■ **Work to do**: Filter this data down to the lines that hold "Instruction", and copy them.

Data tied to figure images
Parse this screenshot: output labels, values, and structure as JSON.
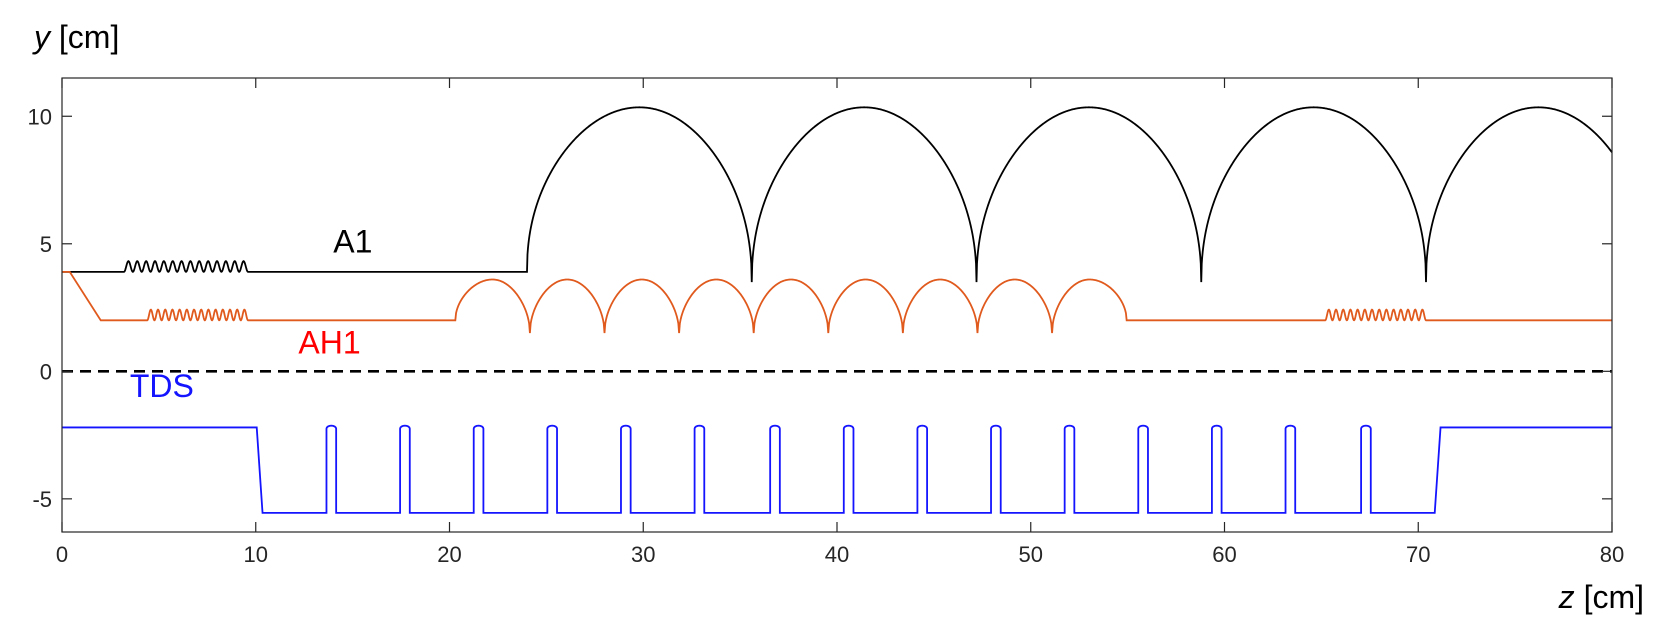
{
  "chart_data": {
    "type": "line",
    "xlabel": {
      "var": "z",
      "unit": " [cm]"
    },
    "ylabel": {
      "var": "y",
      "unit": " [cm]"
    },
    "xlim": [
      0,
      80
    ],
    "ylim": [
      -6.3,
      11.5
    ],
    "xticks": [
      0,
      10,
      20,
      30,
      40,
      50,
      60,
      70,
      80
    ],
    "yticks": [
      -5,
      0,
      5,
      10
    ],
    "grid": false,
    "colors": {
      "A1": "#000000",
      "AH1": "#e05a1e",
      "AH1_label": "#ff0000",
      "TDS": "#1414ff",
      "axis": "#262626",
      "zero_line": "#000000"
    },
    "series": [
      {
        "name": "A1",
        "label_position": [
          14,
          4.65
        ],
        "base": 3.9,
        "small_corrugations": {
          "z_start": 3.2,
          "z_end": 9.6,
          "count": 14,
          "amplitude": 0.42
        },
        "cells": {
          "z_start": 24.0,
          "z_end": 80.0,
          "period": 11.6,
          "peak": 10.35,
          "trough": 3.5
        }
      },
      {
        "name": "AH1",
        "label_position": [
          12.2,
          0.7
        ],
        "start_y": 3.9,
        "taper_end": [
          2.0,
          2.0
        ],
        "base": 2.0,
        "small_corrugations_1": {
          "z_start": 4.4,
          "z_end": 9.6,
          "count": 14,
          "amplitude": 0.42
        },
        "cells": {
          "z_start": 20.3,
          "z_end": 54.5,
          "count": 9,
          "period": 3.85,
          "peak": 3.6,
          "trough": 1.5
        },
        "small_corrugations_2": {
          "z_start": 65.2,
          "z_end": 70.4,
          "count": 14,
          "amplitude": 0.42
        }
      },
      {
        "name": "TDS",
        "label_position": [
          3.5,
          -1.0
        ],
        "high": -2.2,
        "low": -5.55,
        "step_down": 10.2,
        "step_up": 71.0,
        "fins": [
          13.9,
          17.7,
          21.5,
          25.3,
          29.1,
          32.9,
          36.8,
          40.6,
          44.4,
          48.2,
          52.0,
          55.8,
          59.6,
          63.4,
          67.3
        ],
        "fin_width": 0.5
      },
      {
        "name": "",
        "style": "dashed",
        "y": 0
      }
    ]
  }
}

--

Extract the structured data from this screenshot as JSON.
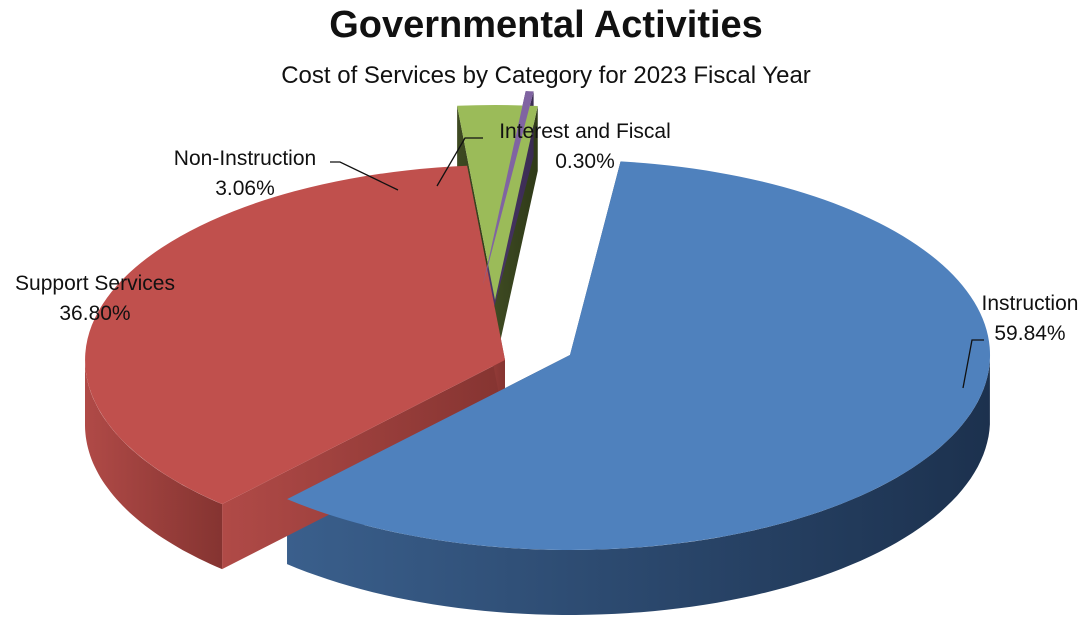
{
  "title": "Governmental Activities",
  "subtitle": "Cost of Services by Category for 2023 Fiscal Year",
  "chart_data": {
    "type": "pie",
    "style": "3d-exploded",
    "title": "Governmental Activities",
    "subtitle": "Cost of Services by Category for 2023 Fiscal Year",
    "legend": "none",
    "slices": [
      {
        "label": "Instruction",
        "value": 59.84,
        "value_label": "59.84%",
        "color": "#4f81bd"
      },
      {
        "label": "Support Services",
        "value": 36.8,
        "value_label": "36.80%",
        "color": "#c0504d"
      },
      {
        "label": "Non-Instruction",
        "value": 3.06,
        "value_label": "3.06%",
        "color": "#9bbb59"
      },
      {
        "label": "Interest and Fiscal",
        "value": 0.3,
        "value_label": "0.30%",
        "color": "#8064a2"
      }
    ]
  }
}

==

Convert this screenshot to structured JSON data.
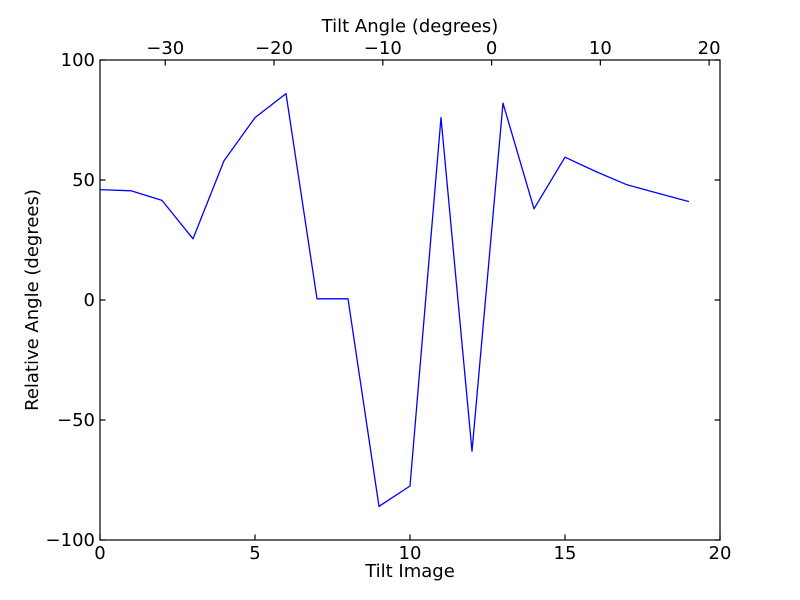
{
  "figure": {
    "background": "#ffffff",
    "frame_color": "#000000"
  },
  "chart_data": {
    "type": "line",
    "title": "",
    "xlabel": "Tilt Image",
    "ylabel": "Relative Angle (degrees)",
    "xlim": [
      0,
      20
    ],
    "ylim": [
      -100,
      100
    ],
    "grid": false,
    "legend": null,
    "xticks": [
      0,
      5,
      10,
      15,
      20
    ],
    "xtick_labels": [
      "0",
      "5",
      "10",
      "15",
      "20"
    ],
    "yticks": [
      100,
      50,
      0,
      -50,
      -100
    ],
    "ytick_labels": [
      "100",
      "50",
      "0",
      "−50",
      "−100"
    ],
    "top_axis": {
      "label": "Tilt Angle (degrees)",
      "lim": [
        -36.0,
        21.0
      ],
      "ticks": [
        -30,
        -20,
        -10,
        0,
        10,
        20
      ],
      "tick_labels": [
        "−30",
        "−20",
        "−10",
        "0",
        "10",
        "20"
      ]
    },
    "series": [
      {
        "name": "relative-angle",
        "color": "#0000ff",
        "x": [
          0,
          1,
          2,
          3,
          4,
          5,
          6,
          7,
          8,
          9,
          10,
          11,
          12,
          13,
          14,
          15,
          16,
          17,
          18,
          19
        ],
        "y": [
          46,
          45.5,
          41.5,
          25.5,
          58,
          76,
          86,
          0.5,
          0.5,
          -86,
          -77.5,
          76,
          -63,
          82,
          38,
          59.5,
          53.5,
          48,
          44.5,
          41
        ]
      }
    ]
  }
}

■ **Answer to the problem**:
        "label": "Instruction",
        "label": "Non-Instruction",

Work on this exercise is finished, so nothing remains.